Data records —

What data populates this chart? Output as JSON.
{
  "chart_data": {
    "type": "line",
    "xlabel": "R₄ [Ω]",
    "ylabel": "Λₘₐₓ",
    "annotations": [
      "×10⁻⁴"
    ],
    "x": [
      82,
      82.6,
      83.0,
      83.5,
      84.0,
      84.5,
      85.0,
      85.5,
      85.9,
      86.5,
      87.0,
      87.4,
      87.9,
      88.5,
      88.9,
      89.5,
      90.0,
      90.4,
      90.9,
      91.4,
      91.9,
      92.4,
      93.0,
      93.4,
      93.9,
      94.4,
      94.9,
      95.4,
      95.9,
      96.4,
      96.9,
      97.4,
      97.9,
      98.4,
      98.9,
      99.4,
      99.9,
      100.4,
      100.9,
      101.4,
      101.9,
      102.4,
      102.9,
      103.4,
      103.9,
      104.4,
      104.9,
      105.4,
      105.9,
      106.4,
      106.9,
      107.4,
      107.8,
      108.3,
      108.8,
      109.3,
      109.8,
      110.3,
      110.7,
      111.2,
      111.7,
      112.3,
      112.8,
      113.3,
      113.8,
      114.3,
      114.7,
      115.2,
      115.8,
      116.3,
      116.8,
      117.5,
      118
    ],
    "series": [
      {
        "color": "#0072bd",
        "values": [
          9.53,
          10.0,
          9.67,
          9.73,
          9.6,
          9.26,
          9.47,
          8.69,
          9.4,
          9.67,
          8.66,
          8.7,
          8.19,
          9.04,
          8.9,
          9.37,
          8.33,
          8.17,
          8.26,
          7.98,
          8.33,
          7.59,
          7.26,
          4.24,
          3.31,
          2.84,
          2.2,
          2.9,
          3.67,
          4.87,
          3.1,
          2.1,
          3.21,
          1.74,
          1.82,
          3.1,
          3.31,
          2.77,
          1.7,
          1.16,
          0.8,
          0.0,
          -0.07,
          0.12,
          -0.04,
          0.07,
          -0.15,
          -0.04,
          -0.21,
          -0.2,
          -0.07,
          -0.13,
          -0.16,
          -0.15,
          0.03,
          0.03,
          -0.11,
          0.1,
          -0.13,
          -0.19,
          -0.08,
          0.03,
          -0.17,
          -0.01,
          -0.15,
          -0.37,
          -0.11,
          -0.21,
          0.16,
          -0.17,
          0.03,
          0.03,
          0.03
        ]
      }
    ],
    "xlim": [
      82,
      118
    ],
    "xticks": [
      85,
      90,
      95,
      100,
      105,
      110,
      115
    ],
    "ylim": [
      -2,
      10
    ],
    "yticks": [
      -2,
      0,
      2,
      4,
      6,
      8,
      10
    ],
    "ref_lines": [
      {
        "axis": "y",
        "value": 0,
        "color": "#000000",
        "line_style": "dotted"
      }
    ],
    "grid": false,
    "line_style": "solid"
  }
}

Task statement — Write out the data again, exactly and in full.

Result for this task —
What data populates this chart? Output as JSON.
{
  "chart_data": {
    "type": "line",
    "xlabel": "R₄ [Ω]",
    "ylabel": "Λₘₐₓ",
    "annotations": [
      "×10⁻⁴"
    ],
    "x": [
      82,
      82.6,
      83.0,
      83.5,
      84.0,
      84.5,
      85.0,
      85.5,
      85.9,
      86.5,
      87.0,
      87.4,
      87.9,
      88.5,
      88.9,
      89.5,
      90.0,
      90.4,
      90.9,
      91.4,
      91.9,
      92.4,
      93.0,
      93.4,
      93.9,
      94.4,
      94.9,
      95.4,
      95.9,
      96.4,
      96.9,
      97.4,
      97.9,
      98.4,
      98.9,
      99.4,
      99.9,
      100.4,
      100.9,
      101.4,
      101.9,
      102.4,
      102.9,
      103.4,
      103.9,
      104.4,
      104.9,
      105.4,
      105.9,
      106.4,
      106.9,
      107.4,
      107.8,
      108.3,
      108.8,
      109.3,
      109.8,
      110.3,
      110.7,
      111.2,
      111.7,
      112.3,
      112.8,
      113.3,
      113.8,
      114.3,
      114.7,
      115.2,
      115.8,
      116.3,
      116.8,
      117.5,
      118
    ],
    "series": [
      {
        "color": "#0072bd",
        "values": [
          9.53,
          10.0,
          9.67,
          9.73,
          9.6,
          9.26,
          9.47,
          8.69,
          9.4,
          9.67,
          8.66,
          8.7,
          8.19,
          9.04,
          8.9,
          9.37,
          8.33,
          8.17,
          8.26,
          7.98,
          8.33,
          7.59,
          7.26,
          4.24,
          3.31,
          2.84,
          2.2,
          2.9,
          3.67,
          4.87,
          3.1,
          2.1,
          3.21,
          1.74,
          1.82,
          3.1,
          3.31,
          2.77,
          1.7,
          1.16,
          0.8,
          0.0,
          -0.07,
          0.12,
          -0.04,
          0.07,
          -0.15,
          -0.04,
          -0.21,
          -0.2,
          -0.07,
          -0.13,
          -0.16,
          -0.15,
          0.03,
          0.03,
          -0.11,
          0.1,
          -0.13,
          -0.19,
          -0.08,
          0.03,
          -0.17,
          -0.01,
          -0.15,
          -0.37,
          -0.11,
          -0.21,
          0.16,
          -0.17,
          0.03,
          0.03,
          0.03
        ]
      }
    ],
    "xlim": [
      82,
      118
    ],
    "xticks": [
      85,
      90,
      95,
      100,
      105,
      110,
      115
    ],
    "ylim": [
      -2,
      10
    ],
    "yticks": [
      -2,
      0,
      2,
      4,
      6,
      8,
      10
    ],
    "ref_lines": [
      {
        "axis": "y",
        "value": 0,
        "color": "#000000",
        "line_style": "dotted"
      }
    ],
    "grid": false,
    "line_style": "solid"
  }
}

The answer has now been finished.